| The task |
Keep the wording of each record exactly the same when you repeat it, and leave out pictures.

begin Record set

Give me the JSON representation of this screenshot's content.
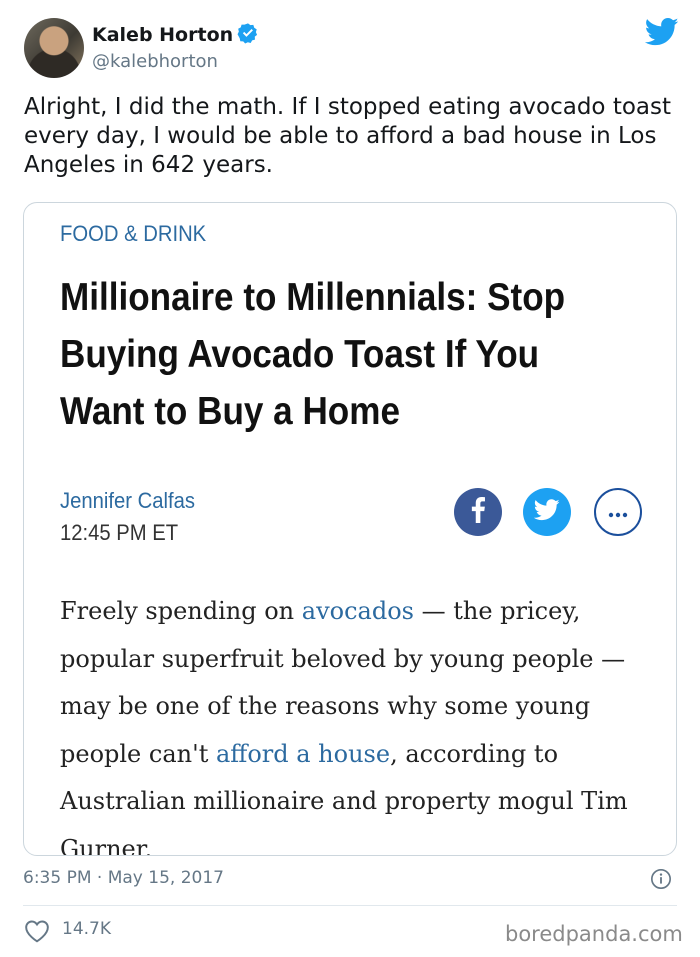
{
  "author": {
    "name": "Kaleb Horton",
    "handle": "@kalebhorton",
    "verified": true
  },
  "tweet": {
    "text": "Alright, I did the math. If I stopped eating avocado toast every day, I would be able to afford a bad house in Los Angeles in 642 years.",
    "date": "6:35 PM · May 15, 2017",
    "likes": "14.7K"
  },
  "article": {
    "category": "FOOD & DRINK",
    "headline_lines": [
      "Millionaire to Millennials: Stop",
      "Buying Avocado Toast If You",
      "Want to Buy a Home"
    ],
    "author": "Jennifer Calfas",
    "time": "12:45 PM ET",
    "body": {
      "p1": "Freely spending on ",
      "link1": "avocados",
      "p2": " — the pricey, popular superfruit beloved by young people — may be one of the reasons why some young people can't ",
      "link2": "afford a house",
      "p3": ", according to Australian millionaire and property mogul Tim Gurner."
    }
  },
  "icons": {
    "twitter": "twitter-bird-icon",
    "verified": "verified-badge-icon",
    "facebook": "facebook-icon",
    "share_twitter": "twitter-icon",
    "more": "more-dots-icon",
    "info": "info-icon",
    "like": "heart-icon"
  },
  "colors": {
    "twitter_blue": "#1da1f2",
    "link_blue": "#2c6aa0",
    "facebook_blue": "#3b5998",
    "muted": "#657786"
  },
  "watermark": "boredpanda.com"
}
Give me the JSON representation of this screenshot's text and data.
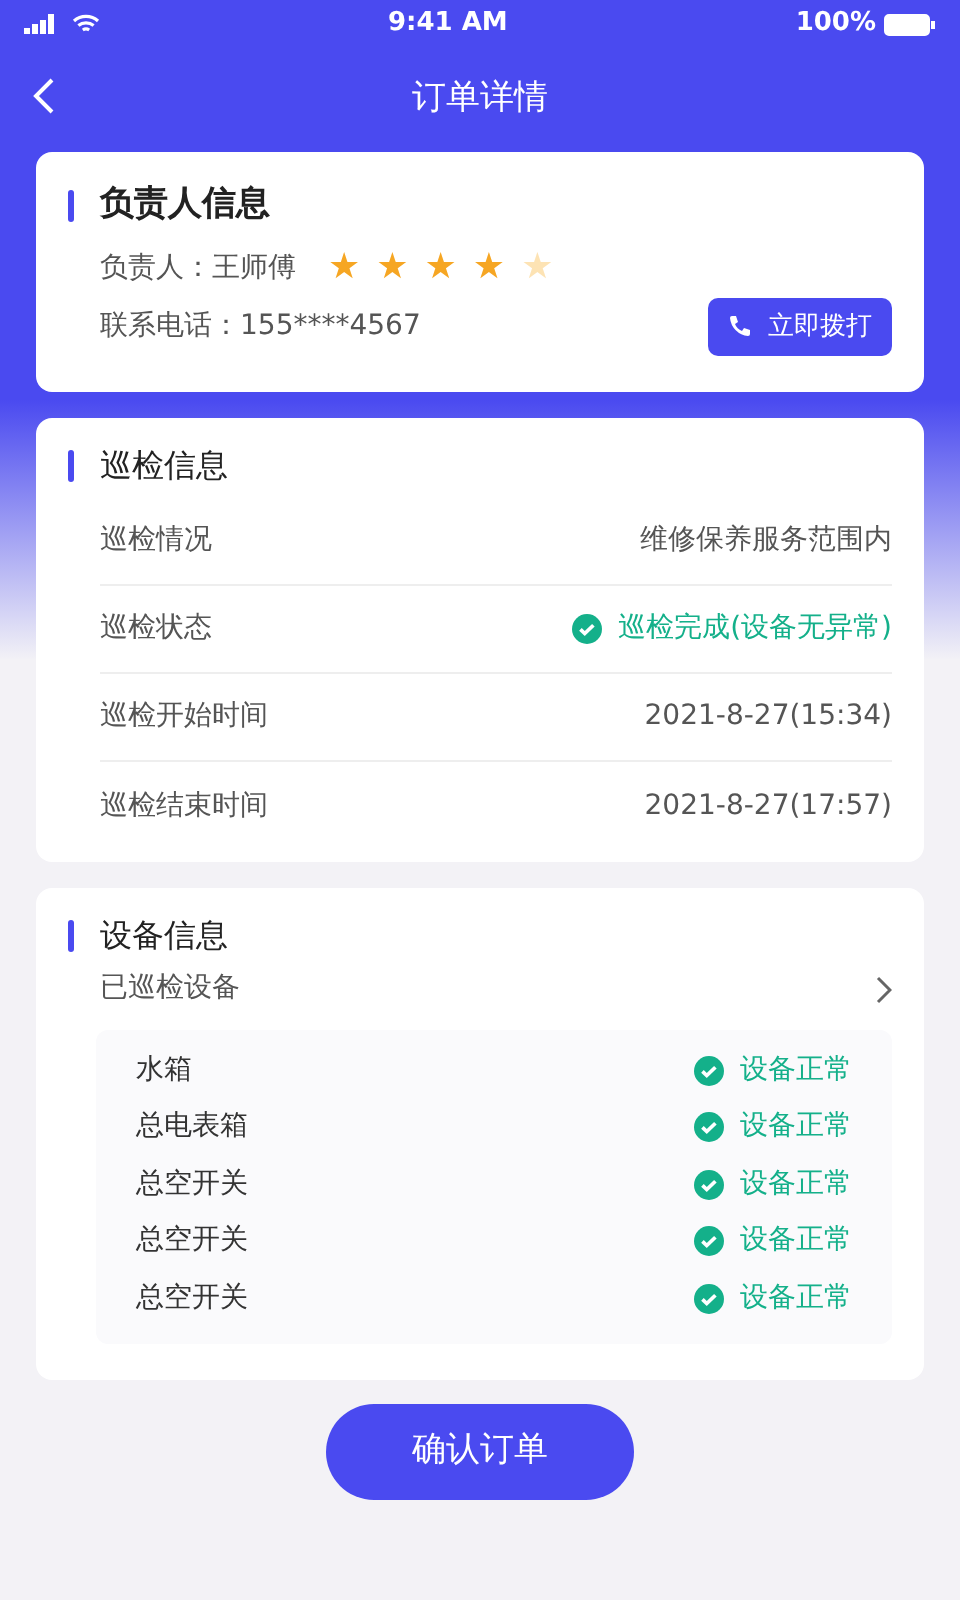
{
  "status_bar": {
    "time": "9:41 AM",
    "battery": "100%"
  },
  "header": {
    "title": "订单详情"
  },
  "person": {
    "title": "负责人信息",
    "name_label": "负责人：",
    "name": "王师傅",
    "stars": 4,
    "phone_label": "联系电话：",
    "phone": "155****4567",
    "call_button": "立即拨打"
  },
  "inspection": {
    "title": "巡检信息",
    "rows": [
      {
        "label": "巡检情况",
        "value": "维修保养服务范围内",
        "kind": "text"
      },
      {
        "label": "巡检状态",
        "value": "巡检完成(设备无异常)",
        "kind": "status"
      },
      {
        "label": "巡检开始时间",
        "value": "2021-8-27(15:34)",
        "kind": "text"
      },
      {
        "label": "巡检结束时间",
        "value": "2021-8-27(17:57)",
        "kind": "text"
      }
    ]
  },
  "devices": {
    "title": "设备信息",
    "link": "已巡检设备",
    "items": [
      {
        "name": "水箱",
        "status": "设备正常"
      },
      {
        "name": "总电表箱",
        "status": "设备正常"
      },
      {
        "name": "总空开关",
        "status": "设备正常"
      },
      {
        "name": "总空开关",
        "status": "设备正常"
      },
      {
        "name": "总空开关",
        "status": "设备正常"
      }
    ]
  },
  "confirm_button": "确认订单"
}
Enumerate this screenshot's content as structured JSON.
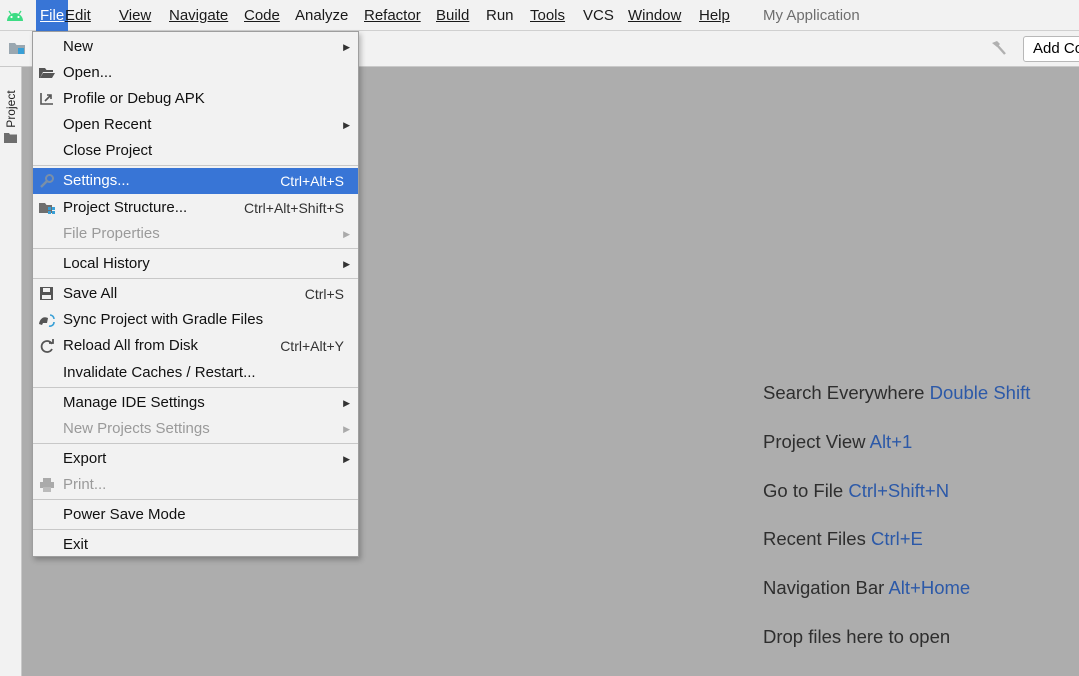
{
  "menubar": {
    "items": [
      {
        "label": "File",
        "active": true
      },
      {
        "label": "Edit"
      },
      {
        "label": "View"
      },
      {
        "label": "Navigate"
      },
      {
        "label": "Code"
      },
      {
        "label": "Analyze"
      },
      {
        "label": "Refactor"
      },
      {
        "label": "Build"
      },
      {
        "label": "Run"
      },
      {
        "label": "Tools"
      },
      {
        "label": "VCS"
      },
      {
        "label": "Window"
      },
      {
        "label": "Help"
      }
    ],
    "app_title": "My Application"
  },
  "toolbar": {
    "add_configuration_label": "Add Configuration..."
  },
  "left_strip": {
    "project_tab_label": "Project"
  },
  "file_menu": {
    "items": [
      {
        "label": "New",
        "submenu": true
      },
      {
        "label": "Open...",
        "icon": "folder-open-icon"
      },
      {
        "label": "Profile or Debug APK",
        "icon": "profile-debug-icon"
      },
      {
        "label": "Open Recent",
        "submenu": true
      },
      {
        "label": "Close Project"
      },
      {
        "label": "Settings...",
        "shortcut": "Ctrl+Alt+S",
        "icon": "wrench-icon",
        "selected": true
      },
      {
        "label": "Project Structure...",
        "shortcut": "Ctrl+Alt+Shift+S",
        "icon": "project-structure-icon"
      },
      {
        "label": "File Properties",
        "submenu": true,
        "disabled": true
      },
      {
        "label": "Local History",
        "submenu": true
      },
      {
        "label": "Save All",
        "shortcut": "Ctrl+S",
        "icon": "save-icon"
      },
      {
        "label": "Sync Project with Gradle Files",
        "icon": "gradle-sync-icon"
      },
      {
        "label": "Reload All from Disk",
        "shortcut": "Ctrl+Alt+Y",
        "icon": "reload-icon"
      },
      {
        "label": "Invalidate Caches / Restart..."
      },
      {
        "label": "Manage IDE Settings",
        "submenu": true
      },
      {
        "label": "New Projects Settings",
        "submenu": true,
        "disabled": true
      },
      {
        "label": "Export",
        "submenu": true
      },
      {
        "label": "Print...",
        "icon": "print-icon",
        "disabled": true
      },
      {
        "label": "Power Save Mode"
      },
      {
        "label": "Exit"
      }
    ]
  },
  "welcome_hints": [
    {
      "text": "Search Everywhere ",
      "shortcut": "Double Shift"
    },
    {
      "text": "Project View ",
      "shortcut": "Alt+1"
    },
    {
      "text": "Go to File ",
      "shortcut": "Ctrl+Shift+N"
    },
    {
      "text": "Recent Files ",
      "shortcut": "Ctrl+E"
    },
    {
      "text": "Navigation Bar ",
      "shortcut": "Alt+Home"
    },
    {
      "text": "Drop files here to open",
      "shortcut": ""
    }
  ],
  "colors": {
    "accent": "#3875d6",
    "shortcut_blue": "#2c59a8",
    "editor_bg": "#adadad",
    "android_green": "#3ddc84"
  }
}
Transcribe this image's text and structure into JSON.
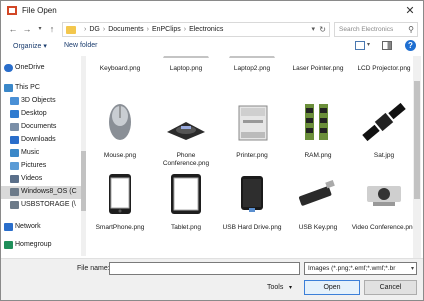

end Record set

| Solution to this exercise |
Give me the JSON representation of this screenshot's content.
{
  "author": {
    "name": "Kaleb Horton",
    "handle": "@kalebhorton",
    "verified": true
  },
  "tweet": {
    "text": "Alright, I did the math. If I stopped eating avocado toast every day, I would be able to afford a bad house in Los Angeles in 642 years.",
    "date": "6:35 PM · May 15, 2017",
    "likes": "14.7K"
  },
  "article": {
    "category": "FOOD & DRINK",
    "headline_lines": [
      "Millionaire to Millennials: Stop",
      "Buying Avocado Toast If You",
      "Want to Buy a Home"
    ],
    "author": "Jennifer Calfas",
    "time": "12:45 PM ET",
    "body": {
      "p1": "Freely spending on ",
      "link1": "avocados",
      "p2": " — the pricey, popular superfruit beloved by young people — may be one of the reasons why some young people can't ",
      "link2": "afford a house",
      "p3": ", according to Australian millionaire and property mogul Tim Gurner."
    }
  },
  "icons": {
    "twitter": "twitter-bird-icon",
    "verified": "verified-badge-icon",
    "facebook": "facebook-icon",
    "share_twitter": "twitter-icon",
    "more": "more-dots-icon",
    "info": "info-icon",
    "like": "heart-icon"
  },
  "colors": {
    "twitter_blue": "#1da1f2",
    "link_blue": "#2c6aa0",
    "facebook_blue": "#3b5998",
    "muted": "#657786"
  },
  "watermark": "boredpanda.com"
}
Give me the JSON representation of this screenshot's text and data.
{
  "status_bar": {
    "time": "9:41 AM",
    "battery": "100%"
  },
  "header": {
    "title": "订单详情"
  },
  "person": {
    "title": "负责人信息",
    "name_label": "负责人：",
    "name": "王师傅",
    "stars": 4,
    "phone_label": "联系电话：",
    "phone": "155****4567",
    "call_button": "立即拨打"
  },
  "inspection": {
    "title": "巡检信息",
    "rows": [
      {
        "label": "巡检情况",
        "value": "维修保养服务范围内",
        "kind": "text"
      },
      {
        "label": "巡检状态",
        "value": "巡检完成(设备无异常)",
        "kind": "status"
      },
      {
        "label": "巡检开始时间",
        "value": "2021-8-27(15:34)",
        "kind": "text"
      },
      {
        "label": "巡检结束时间",
        "value": "2021-8-27(17:57)",
        "kind": "text"
      }
    ]
  },
  "devices": {
    "title": "设备信息",
    "link": "已巡检设备",
    "items": [
      {
        "name": "水箱",
        "status": "设备正常"
      },
      {
        "name": "总电表箱",
        "status": "设备正常"
      },
      {
        "name": "总空开关",
        "status": "设备正常"
      },
      {
        "name": "总空开关",
        "status": "设备正常"
      },
      {
        "name": "总空开关",
        "status": "设备正常"
      }
    ]
  },
  "confirm_button": "确认订单"
}
Enumerate this screenshot's content as structured JSON.
{
  "menubar": {
    "items": [
      {
        "label": "File",
        "active": true
      },
      {
        "label": "Edit"
      },
      {
        "label": "View"
      },
      {
        "label": "Navigate"
      },
      {
        "label": "Code"
      },
      {
        "label": "Analyze"
      },
      {
        "label": "Refactor"
      },
      {
        "label": "Build"
      },
      {
        "label": "Run"
      },
      {
        "label": "Tools"
      },
      {
        "label": "VCS"
      },
      {
        "label": "Window"
      },
      {
        "label": "Help"
      }
    ],
    "app_title": "My Application"
  },
  "toolbar": {
    "add_configuration_label": "Add Configuration..."
  },
  "left_strip": {
    "project_tab_label": "Project"
  },
  "file_menu": {
    "items": [
      {
        "label": "New",
        "submenu": true
      },
      {
        "label": "Open...",
        "icon": "folder-open-icon"
      },
      {
        "label": "Profile or Debug APK",
        "icon": "profile-debug-icon"
      },
      {
        "label": "Open Recent",
        "submenu": true
      },
      {
        "label": "Close Project"
      },
      {
        "label": "Settings...",
        "shortcut": "Ctrl+Alt+S",
        "icon": "wrench-icon",
        "selected": true
      },
      {
        "label": "Project Structure...",
        "shortcut": "Ctrl+Alt+Shift+S",
        "icon": "project-structure-icon"
      },
      {
        "label": "File Properties",
        "submenu": true,
        "disabled": true
      },
      {
        "label": "Local History",
        "submenu": true
      },
      {
        "label": "Save All",
        "shortcut": "Ctrl+S",
        "icon": "save-icon"
      },
      {
        "label": "Sync Project with Gradle Files",
        "icon": "gradle-sync-icon"
      },
      {
        "label": "Reload All from Disk",
        "shortcut": "Ctrl+Alt+Y",
        "icon": "reload-icon"
      },
      {
        "label": "Invalidate Caches / Restart..."
      },
      {
        "label": "Manage IDE Settings",
        "submenu": true
      },
      {
        "label": "New Projects Settings",
        "submenu": true,
        "disabled": true
      },
      {
        "label": "Export",
        "submenu": true
      },
      {
        "label": "Print...",
        "icon": "print-icon",
        "disabled": true
      },
      {
        "label": "Power Save Mode"
      },
      {
        "label": "Exit"
      }
    ]
  },
  "welcome_hints": [
    {
      "text": "Search Everywhere ",
      "shortcut": "Double Shift"
    },
    {
      "text": "Project View ",
      "shortcut": "Alt+1"
    },
    {
      "text": "Go to File ",
      "shortcut": "Ctrl+Shift+N"
    },
    {
      "text": "Recent Files ",
      "shortcut": "Ctrl+E"
    },
    {
      "text": "Navigation Bar ",
      "shortcut": "Alt+Home"
    },
    {
      "text": "Drop files here to open",
      "shortcut": ""
    }
  ],
  "colors": {
    "accent": "#3875d6",
    "shortcut_blue": "#2c59a8",
    "editor_bg": "#adadad",
    "android_green": "#3ddc84"
  }
}
Transcribe this image's text and structure into JSON.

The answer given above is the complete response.